Data entries
* * * * *

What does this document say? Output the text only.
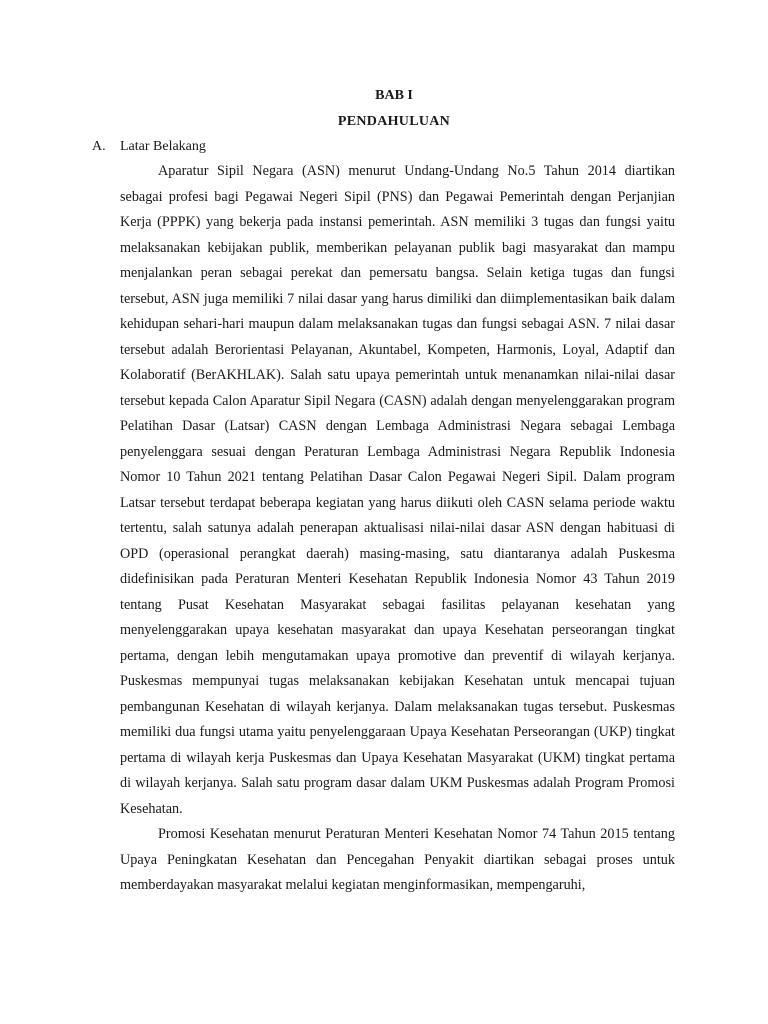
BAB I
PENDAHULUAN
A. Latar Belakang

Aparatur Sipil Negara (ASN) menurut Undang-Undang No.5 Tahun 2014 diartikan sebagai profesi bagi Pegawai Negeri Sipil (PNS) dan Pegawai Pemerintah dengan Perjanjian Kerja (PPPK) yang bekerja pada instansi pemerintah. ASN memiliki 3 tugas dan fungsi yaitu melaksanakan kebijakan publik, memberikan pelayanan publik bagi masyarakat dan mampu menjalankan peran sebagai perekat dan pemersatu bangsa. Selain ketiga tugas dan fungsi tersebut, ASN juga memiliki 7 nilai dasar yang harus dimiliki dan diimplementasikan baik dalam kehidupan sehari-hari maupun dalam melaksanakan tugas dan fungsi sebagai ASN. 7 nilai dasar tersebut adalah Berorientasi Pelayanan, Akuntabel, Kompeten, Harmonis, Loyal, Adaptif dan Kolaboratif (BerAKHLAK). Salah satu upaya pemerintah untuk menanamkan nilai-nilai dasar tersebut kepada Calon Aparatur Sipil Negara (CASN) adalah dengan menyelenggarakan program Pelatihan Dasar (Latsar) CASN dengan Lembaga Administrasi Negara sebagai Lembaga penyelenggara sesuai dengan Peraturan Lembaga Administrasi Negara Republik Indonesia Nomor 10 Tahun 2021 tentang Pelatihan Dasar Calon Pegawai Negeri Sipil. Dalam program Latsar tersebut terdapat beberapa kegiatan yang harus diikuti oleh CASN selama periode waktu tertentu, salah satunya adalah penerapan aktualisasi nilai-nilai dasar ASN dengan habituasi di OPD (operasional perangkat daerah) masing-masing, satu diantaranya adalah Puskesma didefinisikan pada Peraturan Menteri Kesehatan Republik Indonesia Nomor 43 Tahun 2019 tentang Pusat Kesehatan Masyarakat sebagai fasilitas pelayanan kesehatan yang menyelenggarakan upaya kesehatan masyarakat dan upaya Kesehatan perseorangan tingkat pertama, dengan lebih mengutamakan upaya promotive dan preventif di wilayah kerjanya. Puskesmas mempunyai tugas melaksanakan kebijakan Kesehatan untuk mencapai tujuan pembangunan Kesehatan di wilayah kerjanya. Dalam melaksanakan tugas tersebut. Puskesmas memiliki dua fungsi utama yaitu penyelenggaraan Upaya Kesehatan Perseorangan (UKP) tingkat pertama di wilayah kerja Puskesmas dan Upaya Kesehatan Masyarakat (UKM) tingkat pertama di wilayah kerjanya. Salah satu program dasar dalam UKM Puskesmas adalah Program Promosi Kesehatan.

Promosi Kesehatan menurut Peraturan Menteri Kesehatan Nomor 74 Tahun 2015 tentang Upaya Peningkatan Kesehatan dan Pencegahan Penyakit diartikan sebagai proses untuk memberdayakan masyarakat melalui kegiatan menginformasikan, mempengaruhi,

* * * * *

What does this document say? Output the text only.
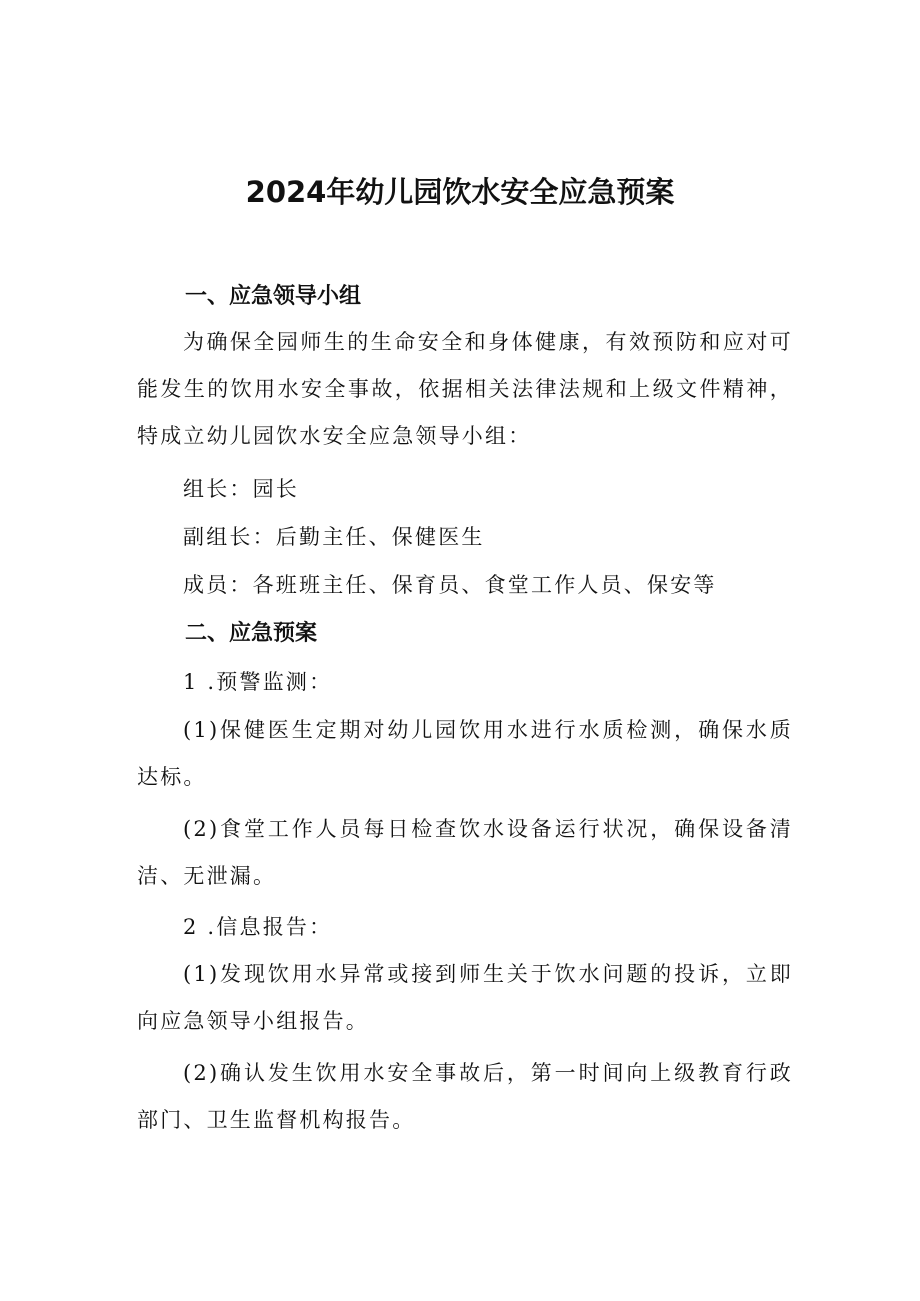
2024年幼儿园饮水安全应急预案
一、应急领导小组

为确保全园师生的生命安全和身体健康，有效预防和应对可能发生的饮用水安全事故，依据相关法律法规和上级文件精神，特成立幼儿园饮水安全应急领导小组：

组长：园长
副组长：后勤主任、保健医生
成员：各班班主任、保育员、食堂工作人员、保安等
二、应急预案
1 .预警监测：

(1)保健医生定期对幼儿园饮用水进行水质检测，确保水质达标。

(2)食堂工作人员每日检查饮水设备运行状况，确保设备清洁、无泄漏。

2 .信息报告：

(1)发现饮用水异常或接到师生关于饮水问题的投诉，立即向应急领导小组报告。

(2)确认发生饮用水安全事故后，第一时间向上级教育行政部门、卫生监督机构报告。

* * * * *

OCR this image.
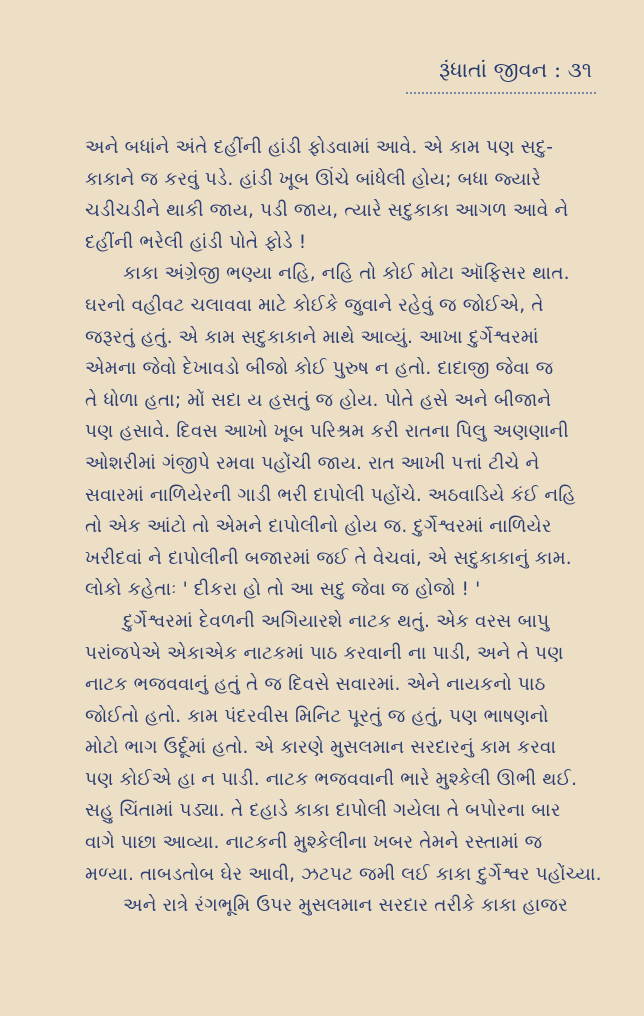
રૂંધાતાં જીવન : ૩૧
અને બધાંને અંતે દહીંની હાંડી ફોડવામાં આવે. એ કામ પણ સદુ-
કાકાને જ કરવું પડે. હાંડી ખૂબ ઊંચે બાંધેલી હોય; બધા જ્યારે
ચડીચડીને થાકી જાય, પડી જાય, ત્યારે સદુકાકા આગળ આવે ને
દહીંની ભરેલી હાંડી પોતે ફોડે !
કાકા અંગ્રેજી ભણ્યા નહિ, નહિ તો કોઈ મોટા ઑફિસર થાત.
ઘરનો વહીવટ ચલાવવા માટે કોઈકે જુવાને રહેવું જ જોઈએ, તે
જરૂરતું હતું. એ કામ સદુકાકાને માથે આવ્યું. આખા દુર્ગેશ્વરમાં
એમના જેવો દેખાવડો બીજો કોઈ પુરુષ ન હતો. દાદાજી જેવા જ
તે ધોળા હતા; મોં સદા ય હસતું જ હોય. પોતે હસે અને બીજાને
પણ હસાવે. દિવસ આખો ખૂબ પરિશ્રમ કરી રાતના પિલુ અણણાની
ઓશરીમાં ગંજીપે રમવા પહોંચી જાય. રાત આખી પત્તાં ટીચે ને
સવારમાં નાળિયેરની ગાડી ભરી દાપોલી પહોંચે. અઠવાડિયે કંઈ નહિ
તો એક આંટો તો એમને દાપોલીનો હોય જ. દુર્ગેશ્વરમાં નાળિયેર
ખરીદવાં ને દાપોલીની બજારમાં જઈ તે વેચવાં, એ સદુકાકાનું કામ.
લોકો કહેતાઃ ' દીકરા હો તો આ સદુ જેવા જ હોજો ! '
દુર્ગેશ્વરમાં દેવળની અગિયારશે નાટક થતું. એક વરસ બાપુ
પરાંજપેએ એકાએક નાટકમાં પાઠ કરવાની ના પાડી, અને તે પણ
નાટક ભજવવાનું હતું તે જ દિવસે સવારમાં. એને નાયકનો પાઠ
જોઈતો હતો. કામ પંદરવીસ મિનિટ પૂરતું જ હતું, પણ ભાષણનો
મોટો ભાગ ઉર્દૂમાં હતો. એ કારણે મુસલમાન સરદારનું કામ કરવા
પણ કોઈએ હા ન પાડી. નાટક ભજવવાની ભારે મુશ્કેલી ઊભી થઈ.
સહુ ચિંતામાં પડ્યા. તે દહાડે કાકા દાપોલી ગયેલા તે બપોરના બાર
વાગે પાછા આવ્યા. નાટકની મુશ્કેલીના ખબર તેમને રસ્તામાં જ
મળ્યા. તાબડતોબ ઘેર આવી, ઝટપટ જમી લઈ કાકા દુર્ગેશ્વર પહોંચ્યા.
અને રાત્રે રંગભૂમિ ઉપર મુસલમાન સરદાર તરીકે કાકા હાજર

* * * * *

Tally the lines of the records holding the word "ભજવવ", then state only the tally.

=== TASK OUTPUT ===
2